**Records:**
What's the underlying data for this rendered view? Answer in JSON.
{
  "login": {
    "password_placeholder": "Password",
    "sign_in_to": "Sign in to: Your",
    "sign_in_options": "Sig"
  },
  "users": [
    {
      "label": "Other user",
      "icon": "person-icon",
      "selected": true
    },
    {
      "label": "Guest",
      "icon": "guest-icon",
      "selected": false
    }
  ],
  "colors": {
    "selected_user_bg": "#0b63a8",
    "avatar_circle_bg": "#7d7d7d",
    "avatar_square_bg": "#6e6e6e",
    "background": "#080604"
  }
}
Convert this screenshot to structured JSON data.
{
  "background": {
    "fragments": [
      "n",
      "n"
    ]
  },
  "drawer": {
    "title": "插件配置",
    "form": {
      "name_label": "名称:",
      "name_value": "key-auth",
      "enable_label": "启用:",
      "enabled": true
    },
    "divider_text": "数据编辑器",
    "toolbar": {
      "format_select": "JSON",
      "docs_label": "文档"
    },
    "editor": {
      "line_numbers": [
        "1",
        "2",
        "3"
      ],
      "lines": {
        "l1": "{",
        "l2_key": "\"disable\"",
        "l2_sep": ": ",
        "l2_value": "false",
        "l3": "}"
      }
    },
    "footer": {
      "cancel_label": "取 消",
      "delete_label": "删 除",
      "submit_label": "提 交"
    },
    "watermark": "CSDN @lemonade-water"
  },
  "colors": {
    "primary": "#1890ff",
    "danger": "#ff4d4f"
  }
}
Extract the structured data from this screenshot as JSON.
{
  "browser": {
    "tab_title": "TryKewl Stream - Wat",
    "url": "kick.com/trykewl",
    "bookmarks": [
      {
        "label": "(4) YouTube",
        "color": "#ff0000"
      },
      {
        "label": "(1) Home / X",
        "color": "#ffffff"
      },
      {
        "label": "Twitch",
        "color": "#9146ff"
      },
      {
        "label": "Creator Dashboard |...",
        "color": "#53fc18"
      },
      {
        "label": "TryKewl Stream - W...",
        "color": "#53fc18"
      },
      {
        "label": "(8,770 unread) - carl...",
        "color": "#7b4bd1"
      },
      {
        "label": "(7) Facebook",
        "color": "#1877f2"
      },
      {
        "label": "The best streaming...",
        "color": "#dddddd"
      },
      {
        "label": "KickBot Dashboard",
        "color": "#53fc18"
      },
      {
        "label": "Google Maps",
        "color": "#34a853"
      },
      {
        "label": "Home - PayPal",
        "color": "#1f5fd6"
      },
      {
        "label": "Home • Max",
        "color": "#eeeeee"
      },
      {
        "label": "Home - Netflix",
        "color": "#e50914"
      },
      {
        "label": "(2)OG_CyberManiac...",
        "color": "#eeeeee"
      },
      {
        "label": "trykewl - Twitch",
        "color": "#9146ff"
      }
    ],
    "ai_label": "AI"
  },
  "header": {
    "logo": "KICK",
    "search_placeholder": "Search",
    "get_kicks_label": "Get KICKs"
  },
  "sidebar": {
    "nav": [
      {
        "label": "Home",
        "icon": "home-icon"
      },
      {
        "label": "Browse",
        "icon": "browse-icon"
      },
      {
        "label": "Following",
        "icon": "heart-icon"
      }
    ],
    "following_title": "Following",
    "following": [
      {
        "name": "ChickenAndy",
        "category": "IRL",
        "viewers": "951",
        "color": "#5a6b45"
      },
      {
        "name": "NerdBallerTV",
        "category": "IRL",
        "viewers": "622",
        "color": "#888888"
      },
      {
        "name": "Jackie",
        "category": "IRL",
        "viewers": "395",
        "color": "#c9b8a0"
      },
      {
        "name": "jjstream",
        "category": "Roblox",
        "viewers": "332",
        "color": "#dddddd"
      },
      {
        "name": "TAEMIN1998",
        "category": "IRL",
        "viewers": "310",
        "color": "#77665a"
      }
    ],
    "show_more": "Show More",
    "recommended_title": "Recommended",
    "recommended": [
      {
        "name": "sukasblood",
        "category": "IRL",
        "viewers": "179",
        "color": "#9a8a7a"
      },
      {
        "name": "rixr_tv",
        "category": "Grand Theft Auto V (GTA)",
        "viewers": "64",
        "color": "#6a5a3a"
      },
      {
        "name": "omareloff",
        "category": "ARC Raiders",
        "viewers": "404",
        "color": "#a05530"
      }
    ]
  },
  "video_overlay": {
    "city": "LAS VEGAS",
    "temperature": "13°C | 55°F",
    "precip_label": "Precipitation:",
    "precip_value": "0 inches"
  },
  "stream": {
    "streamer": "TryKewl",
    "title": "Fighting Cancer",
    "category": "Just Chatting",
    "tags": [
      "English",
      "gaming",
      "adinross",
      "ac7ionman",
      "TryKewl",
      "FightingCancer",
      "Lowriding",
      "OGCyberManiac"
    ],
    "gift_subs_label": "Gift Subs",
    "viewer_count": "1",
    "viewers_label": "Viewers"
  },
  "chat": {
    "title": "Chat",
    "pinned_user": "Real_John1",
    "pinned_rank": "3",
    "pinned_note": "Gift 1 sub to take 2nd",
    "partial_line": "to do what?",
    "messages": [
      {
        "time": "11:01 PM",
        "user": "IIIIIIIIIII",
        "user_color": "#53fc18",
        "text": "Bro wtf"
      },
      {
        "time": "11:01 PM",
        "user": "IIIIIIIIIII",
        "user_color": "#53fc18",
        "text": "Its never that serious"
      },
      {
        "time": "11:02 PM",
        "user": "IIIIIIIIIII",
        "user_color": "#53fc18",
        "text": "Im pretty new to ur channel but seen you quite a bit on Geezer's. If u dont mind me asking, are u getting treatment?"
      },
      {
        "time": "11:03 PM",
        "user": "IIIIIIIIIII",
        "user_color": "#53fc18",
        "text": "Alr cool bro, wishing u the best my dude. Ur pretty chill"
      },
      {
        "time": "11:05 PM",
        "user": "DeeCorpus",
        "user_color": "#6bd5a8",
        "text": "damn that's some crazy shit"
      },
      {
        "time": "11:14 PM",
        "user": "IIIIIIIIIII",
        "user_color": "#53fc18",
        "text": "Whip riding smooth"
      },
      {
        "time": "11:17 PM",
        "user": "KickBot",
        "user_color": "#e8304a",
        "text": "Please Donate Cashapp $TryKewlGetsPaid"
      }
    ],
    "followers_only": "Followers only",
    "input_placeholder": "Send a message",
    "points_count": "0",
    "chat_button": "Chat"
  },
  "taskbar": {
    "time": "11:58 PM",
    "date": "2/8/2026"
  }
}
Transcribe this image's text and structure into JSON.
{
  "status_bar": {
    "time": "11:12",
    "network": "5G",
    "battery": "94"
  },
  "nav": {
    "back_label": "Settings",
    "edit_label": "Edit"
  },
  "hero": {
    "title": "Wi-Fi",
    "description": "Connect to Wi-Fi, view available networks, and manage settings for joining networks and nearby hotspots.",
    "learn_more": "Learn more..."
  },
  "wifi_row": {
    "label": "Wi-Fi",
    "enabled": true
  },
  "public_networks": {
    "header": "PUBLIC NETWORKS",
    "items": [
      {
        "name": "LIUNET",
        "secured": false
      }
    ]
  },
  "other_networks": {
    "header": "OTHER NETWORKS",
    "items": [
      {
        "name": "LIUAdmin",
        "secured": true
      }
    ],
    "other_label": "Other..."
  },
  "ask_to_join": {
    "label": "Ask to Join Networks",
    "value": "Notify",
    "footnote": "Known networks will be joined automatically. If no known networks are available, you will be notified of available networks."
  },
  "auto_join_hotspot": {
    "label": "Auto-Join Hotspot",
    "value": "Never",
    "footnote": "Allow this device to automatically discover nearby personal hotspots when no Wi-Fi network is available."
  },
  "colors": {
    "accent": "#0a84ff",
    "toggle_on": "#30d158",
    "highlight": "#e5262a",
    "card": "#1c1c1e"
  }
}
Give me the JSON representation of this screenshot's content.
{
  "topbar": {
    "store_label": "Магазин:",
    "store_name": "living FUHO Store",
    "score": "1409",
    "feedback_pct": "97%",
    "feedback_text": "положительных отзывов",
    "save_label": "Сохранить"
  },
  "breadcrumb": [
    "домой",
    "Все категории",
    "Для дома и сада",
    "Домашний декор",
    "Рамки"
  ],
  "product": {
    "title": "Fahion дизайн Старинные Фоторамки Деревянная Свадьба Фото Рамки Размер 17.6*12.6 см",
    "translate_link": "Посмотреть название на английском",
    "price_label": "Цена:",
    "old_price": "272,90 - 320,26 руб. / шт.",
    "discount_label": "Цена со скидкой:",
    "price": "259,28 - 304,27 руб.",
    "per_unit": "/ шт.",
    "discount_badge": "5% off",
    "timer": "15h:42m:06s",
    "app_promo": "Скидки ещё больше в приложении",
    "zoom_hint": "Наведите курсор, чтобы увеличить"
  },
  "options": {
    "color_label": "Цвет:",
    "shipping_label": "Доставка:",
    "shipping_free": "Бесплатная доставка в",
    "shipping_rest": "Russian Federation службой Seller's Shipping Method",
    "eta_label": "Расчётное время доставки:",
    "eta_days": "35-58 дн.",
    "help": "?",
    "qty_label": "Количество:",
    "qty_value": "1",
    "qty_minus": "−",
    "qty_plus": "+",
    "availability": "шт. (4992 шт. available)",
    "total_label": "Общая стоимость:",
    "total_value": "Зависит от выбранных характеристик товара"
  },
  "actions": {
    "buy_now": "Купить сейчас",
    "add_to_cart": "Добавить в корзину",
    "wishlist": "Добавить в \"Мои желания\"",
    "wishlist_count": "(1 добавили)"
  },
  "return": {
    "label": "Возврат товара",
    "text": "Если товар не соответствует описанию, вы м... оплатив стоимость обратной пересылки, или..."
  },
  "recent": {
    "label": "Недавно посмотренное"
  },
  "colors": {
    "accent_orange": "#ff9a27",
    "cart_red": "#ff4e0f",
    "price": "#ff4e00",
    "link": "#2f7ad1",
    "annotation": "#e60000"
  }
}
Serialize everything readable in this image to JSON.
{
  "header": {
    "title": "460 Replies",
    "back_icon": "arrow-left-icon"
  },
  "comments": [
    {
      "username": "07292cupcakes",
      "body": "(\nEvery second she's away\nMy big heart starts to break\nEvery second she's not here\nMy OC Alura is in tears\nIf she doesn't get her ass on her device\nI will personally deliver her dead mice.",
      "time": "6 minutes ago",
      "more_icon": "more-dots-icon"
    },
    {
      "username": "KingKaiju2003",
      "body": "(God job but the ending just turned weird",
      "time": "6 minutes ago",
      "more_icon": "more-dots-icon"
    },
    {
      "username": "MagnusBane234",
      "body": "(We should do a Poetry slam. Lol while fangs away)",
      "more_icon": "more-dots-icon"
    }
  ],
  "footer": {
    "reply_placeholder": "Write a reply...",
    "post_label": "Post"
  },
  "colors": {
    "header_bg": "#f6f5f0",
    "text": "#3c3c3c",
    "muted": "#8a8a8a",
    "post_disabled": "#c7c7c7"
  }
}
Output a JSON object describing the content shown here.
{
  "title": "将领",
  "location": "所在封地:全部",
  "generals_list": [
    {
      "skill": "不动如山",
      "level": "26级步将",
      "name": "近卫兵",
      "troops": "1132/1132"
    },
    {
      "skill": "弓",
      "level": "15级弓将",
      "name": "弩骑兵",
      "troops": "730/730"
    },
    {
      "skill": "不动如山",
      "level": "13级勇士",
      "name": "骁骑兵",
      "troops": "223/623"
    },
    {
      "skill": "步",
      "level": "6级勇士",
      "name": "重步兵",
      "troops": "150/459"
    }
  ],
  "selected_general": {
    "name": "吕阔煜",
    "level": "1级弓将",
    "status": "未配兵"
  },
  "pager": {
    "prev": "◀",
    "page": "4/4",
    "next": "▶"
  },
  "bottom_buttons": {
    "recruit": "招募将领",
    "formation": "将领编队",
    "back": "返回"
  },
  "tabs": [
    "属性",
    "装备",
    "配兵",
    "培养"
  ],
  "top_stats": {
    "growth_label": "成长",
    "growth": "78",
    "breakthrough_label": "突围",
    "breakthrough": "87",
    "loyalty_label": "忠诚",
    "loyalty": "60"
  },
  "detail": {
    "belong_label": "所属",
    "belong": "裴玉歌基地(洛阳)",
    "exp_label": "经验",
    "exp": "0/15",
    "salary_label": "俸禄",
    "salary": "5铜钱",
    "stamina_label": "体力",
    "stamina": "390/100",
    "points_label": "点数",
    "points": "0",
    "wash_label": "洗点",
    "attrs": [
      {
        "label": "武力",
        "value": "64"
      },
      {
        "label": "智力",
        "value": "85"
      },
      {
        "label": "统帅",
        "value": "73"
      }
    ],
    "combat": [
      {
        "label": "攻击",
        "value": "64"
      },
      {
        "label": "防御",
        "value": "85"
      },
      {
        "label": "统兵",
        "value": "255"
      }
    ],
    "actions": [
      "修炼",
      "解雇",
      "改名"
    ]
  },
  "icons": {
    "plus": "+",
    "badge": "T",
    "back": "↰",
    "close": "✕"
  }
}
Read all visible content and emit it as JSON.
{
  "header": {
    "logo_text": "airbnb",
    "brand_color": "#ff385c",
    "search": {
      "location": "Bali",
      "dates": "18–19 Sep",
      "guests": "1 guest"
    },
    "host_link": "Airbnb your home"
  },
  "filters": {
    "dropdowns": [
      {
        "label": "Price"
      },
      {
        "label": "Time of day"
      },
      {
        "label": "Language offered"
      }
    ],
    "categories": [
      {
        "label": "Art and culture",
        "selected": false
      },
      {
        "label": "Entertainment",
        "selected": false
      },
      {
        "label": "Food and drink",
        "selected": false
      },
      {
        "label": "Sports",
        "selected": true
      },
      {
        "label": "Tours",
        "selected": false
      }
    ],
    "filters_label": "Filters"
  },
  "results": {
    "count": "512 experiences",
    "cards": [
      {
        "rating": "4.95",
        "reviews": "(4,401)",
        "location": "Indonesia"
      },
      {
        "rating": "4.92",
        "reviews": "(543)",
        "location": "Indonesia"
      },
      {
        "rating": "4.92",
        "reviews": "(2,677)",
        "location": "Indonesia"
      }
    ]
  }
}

**Given request:** How many lines in the records above contain the word "away"? Give only the number.

**Exercise result:** 2